AIM: In the data below, find every line with the string "this" and pull it out.

────────────────

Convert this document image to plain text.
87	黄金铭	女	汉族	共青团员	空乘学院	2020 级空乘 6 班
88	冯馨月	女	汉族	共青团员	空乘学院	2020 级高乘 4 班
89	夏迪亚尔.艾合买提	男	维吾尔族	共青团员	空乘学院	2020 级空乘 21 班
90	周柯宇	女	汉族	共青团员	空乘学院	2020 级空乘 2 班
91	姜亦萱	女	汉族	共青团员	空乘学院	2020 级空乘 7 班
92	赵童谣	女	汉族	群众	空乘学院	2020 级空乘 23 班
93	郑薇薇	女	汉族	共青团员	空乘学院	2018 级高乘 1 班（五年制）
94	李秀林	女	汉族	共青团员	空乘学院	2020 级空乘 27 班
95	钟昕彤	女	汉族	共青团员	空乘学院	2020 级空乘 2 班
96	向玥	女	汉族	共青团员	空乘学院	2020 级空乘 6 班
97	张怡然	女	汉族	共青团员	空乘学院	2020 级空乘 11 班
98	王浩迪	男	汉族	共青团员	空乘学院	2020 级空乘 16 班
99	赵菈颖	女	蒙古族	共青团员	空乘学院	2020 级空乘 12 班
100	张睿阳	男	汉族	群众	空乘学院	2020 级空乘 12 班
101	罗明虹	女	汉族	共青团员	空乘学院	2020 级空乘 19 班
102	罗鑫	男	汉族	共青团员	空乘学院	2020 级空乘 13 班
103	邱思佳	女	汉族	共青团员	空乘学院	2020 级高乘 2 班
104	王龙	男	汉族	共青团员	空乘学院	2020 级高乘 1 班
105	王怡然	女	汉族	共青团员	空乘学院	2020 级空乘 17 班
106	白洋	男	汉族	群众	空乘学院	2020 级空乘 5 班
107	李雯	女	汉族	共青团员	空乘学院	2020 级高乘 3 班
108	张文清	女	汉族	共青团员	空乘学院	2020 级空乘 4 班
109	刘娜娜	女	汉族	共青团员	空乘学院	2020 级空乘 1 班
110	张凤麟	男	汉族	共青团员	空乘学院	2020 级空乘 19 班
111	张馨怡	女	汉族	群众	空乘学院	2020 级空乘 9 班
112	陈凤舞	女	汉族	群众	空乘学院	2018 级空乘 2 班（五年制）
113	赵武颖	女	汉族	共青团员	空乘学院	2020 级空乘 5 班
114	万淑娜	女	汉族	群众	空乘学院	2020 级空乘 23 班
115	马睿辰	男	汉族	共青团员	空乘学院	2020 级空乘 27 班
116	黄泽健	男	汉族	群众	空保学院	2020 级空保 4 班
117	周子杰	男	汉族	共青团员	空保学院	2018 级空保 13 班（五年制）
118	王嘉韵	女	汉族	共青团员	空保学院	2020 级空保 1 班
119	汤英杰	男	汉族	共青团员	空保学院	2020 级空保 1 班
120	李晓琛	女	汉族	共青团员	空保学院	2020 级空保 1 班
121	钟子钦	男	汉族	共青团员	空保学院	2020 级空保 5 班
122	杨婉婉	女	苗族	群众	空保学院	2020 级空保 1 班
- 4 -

────────────────

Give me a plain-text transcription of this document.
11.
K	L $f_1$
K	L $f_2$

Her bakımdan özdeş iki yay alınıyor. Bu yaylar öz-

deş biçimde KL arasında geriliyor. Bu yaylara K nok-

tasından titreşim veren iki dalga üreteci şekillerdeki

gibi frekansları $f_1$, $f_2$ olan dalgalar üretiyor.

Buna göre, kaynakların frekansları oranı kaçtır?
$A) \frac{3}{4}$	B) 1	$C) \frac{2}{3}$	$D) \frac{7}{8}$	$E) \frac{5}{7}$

────────────────

TASK RESPONSE:
Convert this document image to plain text.
Give me a plain-text transcription of this document.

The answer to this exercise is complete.